## start

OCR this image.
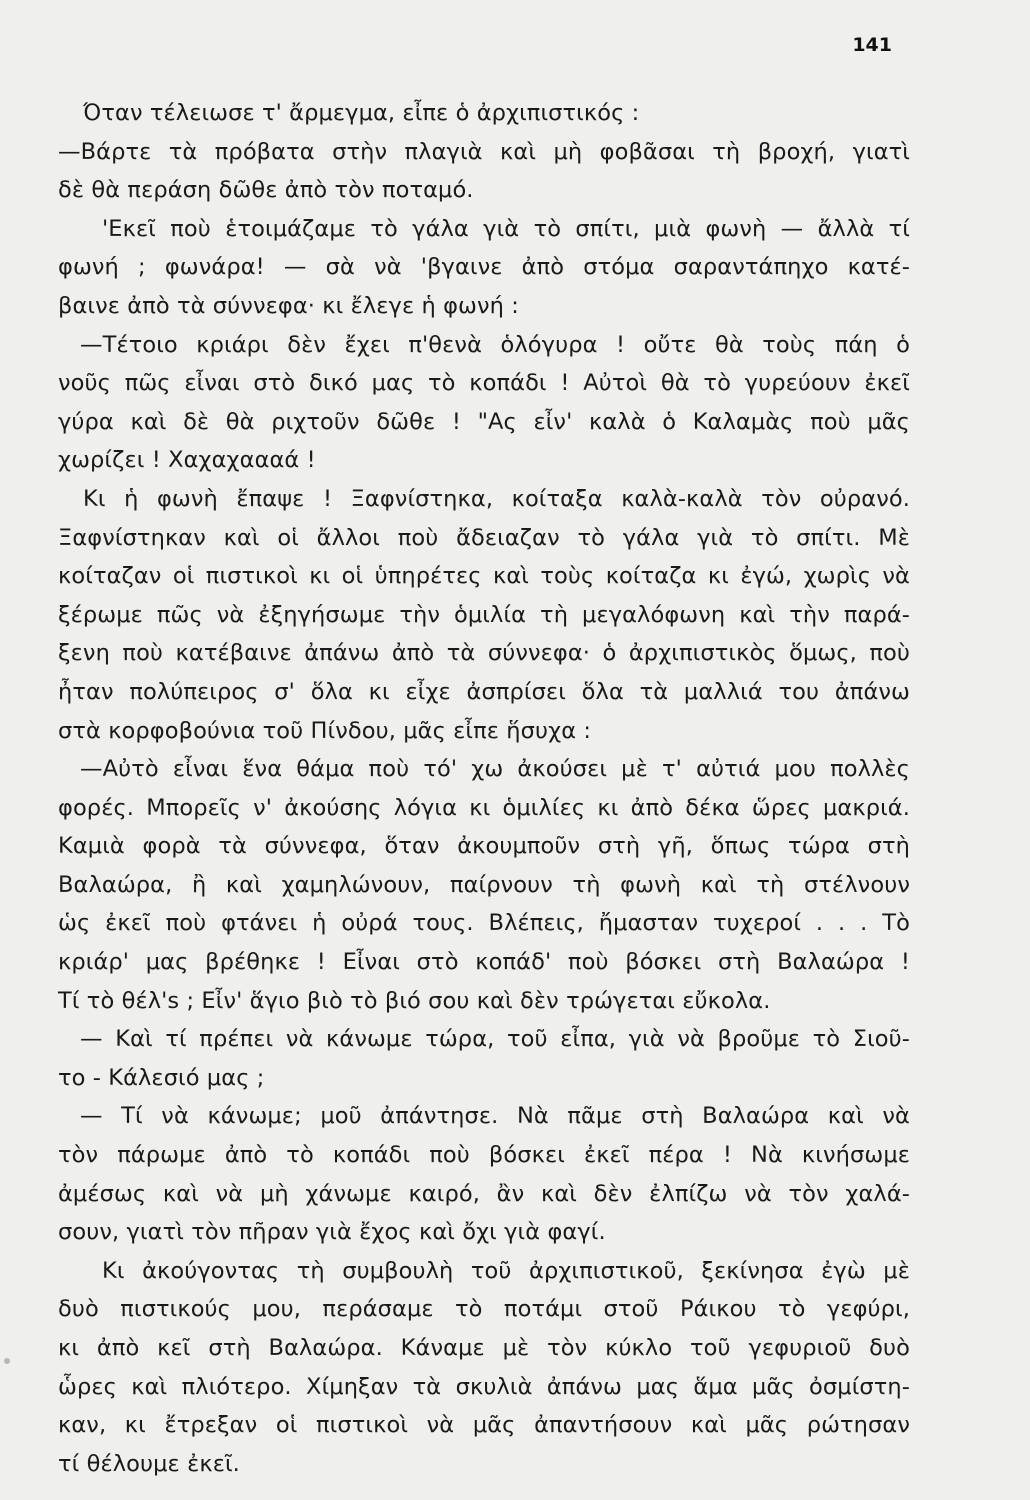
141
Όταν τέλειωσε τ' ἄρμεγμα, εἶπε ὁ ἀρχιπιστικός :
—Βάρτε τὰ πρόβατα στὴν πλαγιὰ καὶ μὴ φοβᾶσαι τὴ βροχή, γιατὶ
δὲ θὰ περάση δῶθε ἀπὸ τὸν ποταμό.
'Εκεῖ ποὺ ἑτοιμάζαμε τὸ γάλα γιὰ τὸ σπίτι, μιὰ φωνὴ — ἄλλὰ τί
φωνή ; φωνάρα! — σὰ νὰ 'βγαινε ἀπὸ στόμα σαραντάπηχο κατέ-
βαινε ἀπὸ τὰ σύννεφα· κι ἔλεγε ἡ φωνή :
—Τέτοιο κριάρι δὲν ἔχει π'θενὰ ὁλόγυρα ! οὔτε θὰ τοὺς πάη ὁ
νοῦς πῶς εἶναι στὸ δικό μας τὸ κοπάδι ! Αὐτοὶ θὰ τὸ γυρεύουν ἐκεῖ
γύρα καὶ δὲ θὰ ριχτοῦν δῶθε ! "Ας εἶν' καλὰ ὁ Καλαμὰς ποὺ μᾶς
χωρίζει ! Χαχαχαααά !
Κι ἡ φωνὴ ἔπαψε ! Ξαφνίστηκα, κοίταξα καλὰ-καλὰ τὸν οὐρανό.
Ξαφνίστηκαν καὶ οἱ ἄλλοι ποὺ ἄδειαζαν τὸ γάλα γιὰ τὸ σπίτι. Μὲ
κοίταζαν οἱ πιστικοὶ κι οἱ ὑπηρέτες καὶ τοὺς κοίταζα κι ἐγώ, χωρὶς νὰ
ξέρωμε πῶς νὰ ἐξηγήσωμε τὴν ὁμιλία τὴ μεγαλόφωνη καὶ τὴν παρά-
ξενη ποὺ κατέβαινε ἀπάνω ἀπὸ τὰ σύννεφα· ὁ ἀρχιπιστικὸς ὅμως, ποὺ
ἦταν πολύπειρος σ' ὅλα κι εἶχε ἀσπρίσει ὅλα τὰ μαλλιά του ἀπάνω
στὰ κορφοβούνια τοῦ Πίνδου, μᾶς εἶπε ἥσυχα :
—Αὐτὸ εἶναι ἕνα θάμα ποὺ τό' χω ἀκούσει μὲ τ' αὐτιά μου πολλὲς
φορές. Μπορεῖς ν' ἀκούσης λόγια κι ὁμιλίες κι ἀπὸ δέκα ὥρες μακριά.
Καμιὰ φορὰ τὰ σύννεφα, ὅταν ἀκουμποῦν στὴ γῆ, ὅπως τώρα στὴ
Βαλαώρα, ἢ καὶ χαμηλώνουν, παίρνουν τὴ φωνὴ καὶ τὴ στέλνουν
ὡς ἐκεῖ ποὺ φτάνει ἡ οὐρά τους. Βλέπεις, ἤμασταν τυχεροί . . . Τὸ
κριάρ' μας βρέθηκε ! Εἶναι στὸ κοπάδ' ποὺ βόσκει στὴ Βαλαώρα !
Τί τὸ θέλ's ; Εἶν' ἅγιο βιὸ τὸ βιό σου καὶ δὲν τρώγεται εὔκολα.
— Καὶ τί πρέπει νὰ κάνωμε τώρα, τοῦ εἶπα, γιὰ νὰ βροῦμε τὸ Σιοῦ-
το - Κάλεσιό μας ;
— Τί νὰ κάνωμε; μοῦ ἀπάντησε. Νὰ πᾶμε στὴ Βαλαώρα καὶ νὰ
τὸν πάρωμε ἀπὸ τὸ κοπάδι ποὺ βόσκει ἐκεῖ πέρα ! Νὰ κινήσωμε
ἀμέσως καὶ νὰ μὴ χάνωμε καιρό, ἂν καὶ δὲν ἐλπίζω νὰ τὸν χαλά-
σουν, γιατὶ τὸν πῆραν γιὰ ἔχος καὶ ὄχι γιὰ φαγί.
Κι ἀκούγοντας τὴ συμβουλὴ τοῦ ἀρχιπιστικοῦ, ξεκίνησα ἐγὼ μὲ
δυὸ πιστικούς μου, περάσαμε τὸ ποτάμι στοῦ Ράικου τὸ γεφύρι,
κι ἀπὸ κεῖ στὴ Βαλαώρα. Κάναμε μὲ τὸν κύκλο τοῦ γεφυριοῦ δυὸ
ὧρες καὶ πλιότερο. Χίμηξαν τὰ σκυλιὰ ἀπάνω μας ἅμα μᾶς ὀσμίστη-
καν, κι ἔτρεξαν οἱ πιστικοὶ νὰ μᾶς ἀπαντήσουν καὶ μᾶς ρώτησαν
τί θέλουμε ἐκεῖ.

## end
## start

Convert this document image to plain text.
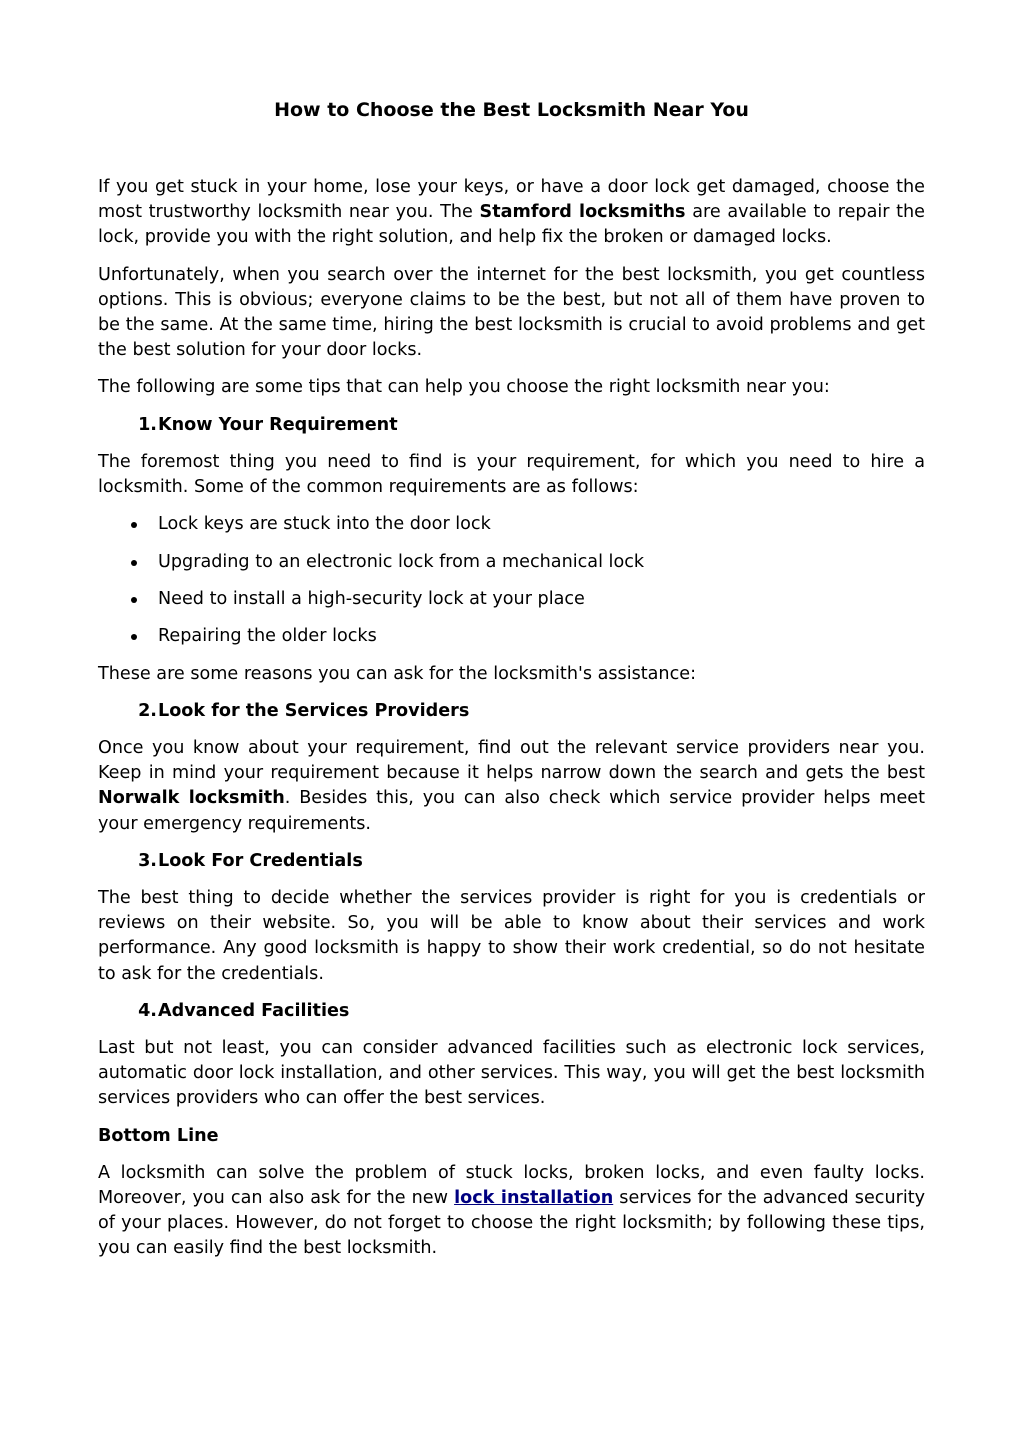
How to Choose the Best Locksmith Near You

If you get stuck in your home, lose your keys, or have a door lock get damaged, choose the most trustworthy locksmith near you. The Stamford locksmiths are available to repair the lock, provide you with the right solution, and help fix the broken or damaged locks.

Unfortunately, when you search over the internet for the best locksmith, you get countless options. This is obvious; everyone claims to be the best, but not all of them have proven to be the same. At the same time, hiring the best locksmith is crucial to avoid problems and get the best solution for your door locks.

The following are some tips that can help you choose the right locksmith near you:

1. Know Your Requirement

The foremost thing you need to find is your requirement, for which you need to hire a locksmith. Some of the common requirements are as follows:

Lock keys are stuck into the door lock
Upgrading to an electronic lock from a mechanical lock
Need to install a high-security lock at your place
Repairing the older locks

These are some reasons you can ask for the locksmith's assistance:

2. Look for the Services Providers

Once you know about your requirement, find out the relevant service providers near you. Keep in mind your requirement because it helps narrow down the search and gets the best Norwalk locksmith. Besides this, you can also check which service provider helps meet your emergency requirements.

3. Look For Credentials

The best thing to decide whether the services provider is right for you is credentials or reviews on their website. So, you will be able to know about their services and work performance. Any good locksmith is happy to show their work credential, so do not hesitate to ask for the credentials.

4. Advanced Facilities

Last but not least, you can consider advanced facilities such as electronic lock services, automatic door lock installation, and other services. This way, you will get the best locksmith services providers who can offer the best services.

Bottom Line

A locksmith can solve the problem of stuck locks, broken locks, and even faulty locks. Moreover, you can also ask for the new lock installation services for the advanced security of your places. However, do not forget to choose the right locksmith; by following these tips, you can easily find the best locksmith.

## end

Look for the word "φωνή" and return every line where it occurs.

φωνή ; φωνάρα! — σὰ νὰ 'βγαινε ἀπὸ στόμα σαραντάπηχο κατέ-
βαινε ἀπὸ τὰ σύννεφα· κι ἔλεγε ἡ φωνή :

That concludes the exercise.